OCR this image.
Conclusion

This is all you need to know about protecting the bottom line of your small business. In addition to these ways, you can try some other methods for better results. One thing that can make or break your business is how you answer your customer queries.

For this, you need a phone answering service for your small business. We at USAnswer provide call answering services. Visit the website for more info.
...
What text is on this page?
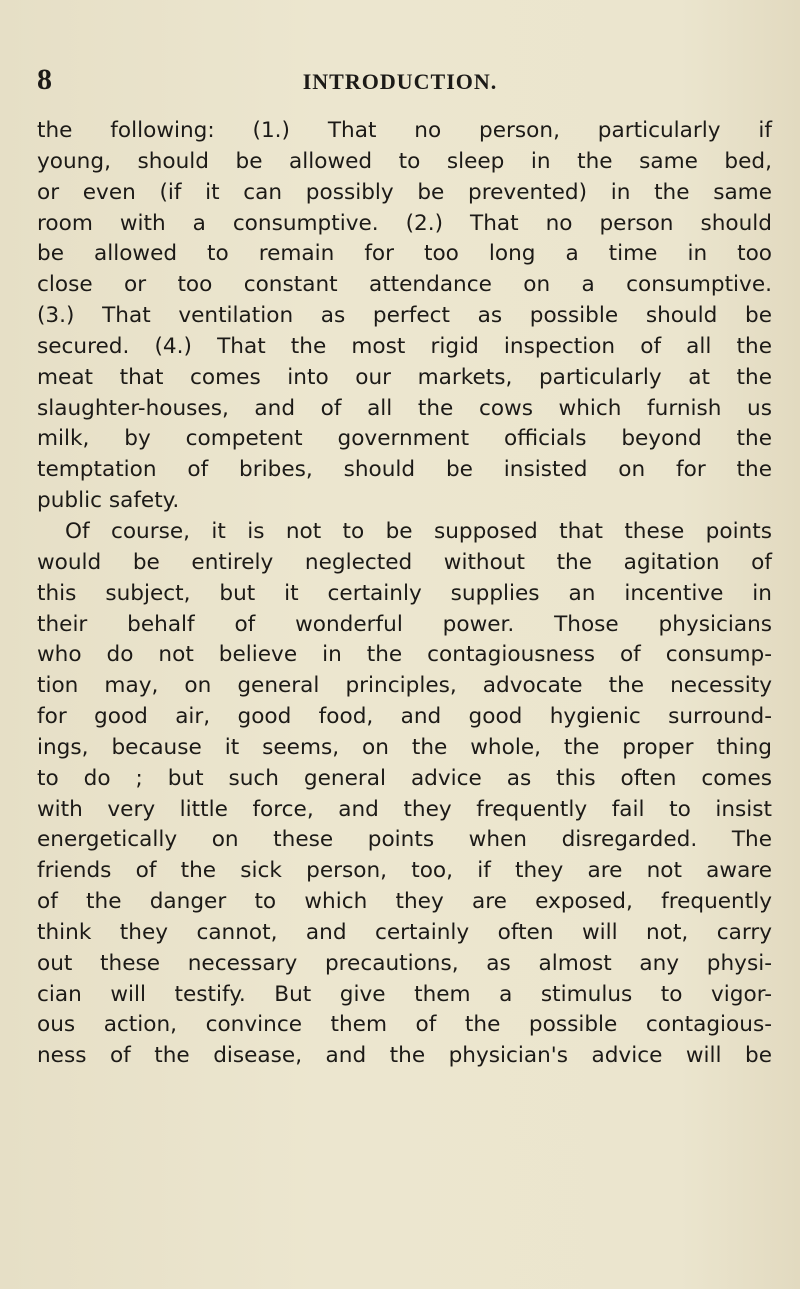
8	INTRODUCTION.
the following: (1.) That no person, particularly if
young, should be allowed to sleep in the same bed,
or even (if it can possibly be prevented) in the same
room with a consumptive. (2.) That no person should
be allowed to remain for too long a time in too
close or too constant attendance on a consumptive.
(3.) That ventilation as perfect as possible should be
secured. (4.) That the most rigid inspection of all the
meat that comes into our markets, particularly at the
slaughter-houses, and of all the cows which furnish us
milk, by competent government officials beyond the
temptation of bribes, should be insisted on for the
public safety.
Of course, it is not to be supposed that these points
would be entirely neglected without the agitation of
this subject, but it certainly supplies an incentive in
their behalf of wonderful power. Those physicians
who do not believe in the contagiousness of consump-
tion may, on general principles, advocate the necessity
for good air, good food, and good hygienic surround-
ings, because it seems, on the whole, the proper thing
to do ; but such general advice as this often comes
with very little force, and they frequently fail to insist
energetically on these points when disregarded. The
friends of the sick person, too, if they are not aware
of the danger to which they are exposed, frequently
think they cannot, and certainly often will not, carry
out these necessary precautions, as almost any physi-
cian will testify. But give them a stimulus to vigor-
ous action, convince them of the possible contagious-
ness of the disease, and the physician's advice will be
==
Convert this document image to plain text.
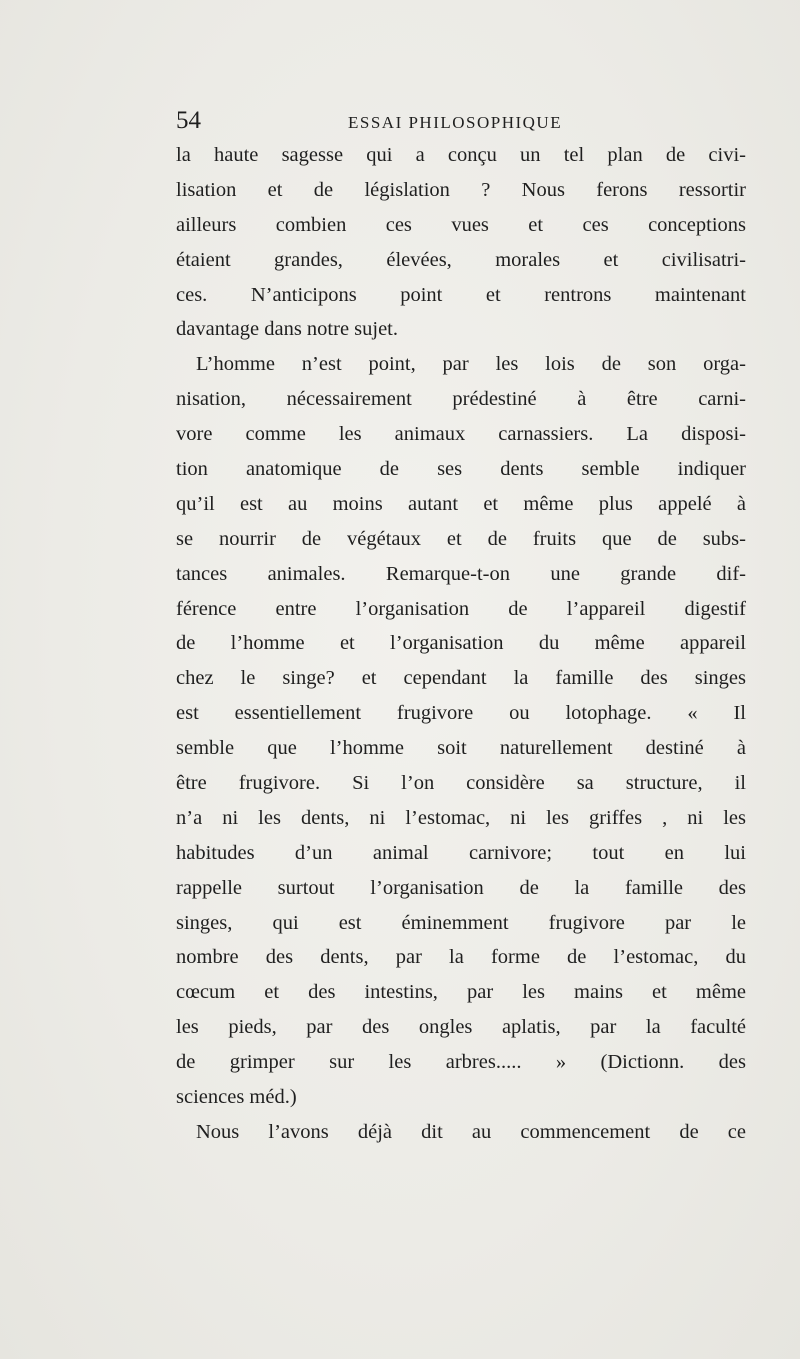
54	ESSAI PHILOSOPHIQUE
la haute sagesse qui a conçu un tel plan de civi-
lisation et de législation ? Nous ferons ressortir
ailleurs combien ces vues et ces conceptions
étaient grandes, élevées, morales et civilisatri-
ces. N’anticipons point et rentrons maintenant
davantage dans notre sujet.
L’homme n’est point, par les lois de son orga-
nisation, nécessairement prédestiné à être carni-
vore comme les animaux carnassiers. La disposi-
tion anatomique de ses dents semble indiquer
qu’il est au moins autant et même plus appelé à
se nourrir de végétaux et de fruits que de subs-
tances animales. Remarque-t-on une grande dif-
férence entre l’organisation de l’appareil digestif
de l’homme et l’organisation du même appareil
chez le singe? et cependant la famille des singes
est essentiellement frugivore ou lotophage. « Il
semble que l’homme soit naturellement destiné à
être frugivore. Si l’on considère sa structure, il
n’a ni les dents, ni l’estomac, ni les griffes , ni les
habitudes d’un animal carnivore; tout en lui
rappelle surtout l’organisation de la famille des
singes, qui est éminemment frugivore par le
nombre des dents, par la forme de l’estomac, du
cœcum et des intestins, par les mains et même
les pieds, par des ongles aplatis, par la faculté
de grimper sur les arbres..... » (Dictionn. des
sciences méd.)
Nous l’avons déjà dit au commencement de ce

#### WHAT YOU WILL DO
Pull out every line in the material above where "certainly" occurs.

#### SOLUTION TO THIS TASK
this subject, but it certainly supplies an incentive in
think they cannot, and certainly often will not, carry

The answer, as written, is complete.